Problem details: Copy each line of the material below that includes the string "structured".

(Collected data entries)
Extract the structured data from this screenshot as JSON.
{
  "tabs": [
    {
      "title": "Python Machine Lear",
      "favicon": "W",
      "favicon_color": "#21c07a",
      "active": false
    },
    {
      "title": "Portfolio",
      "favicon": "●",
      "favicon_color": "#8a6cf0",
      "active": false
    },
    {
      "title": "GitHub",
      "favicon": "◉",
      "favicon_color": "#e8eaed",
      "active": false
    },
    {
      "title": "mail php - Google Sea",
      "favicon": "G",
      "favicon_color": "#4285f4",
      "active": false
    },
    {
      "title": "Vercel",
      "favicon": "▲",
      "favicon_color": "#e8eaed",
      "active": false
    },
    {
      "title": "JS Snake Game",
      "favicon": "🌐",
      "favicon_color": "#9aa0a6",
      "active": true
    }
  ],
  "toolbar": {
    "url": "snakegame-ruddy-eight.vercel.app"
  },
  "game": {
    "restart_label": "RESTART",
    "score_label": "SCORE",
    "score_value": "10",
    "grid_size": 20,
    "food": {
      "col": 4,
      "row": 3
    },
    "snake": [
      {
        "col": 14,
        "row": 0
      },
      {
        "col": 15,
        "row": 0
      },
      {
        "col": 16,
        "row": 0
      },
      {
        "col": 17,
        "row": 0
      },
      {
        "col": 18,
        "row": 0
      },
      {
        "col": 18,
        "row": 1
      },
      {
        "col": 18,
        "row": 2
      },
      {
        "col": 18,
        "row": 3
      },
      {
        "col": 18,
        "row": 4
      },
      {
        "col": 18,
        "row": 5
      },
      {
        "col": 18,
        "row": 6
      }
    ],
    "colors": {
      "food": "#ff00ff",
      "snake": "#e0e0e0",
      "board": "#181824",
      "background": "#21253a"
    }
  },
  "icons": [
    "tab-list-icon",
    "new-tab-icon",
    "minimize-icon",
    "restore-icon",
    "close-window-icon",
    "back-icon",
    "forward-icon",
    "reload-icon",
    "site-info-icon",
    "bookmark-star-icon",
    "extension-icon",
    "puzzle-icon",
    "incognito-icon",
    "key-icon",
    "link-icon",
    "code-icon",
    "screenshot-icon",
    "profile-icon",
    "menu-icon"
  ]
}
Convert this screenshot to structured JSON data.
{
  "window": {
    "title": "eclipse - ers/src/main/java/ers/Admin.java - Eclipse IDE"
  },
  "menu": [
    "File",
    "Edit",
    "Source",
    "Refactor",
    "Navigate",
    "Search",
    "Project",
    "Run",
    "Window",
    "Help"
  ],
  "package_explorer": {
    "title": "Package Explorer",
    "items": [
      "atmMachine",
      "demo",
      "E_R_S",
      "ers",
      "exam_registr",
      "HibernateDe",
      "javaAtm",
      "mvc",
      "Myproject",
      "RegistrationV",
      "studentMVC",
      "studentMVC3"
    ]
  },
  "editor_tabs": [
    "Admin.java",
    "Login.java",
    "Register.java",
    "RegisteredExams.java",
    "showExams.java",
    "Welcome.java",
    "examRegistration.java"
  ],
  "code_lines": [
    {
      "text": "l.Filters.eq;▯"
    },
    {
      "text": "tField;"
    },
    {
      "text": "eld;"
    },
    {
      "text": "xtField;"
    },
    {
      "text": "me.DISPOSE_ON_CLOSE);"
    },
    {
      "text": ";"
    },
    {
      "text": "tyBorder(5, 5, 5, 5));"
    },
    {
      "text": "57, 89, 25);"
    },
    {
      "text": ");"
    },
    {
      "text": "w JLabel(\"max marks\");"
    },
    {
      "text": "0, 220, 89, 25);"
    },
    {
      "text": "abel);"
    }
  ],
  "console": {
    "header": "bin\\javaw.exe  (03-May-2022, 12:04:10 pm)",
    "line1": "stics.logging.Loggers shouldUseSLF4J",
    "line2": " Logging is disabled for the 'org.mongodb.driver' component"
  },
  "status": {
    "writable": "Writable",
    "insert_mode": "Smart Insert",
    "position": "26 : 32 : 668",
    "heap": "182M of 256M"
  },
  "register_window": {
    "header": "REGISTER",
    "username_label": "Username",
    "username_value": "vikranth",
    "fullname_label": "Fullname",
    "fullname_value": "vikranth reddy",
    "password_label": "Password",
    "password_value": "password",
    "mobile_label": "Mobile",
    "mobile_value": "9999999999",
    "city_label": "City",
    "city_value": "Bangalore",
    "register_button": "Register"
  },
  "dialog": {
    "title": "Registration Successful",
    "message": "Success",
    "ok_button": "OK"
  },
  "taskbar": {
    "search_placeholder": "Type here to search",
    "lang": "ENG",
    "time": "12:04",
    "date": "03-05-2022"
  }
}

Complete output:
Extract the structured data from this screenshot as JSON.
Convert this screenshot to structured JSON data.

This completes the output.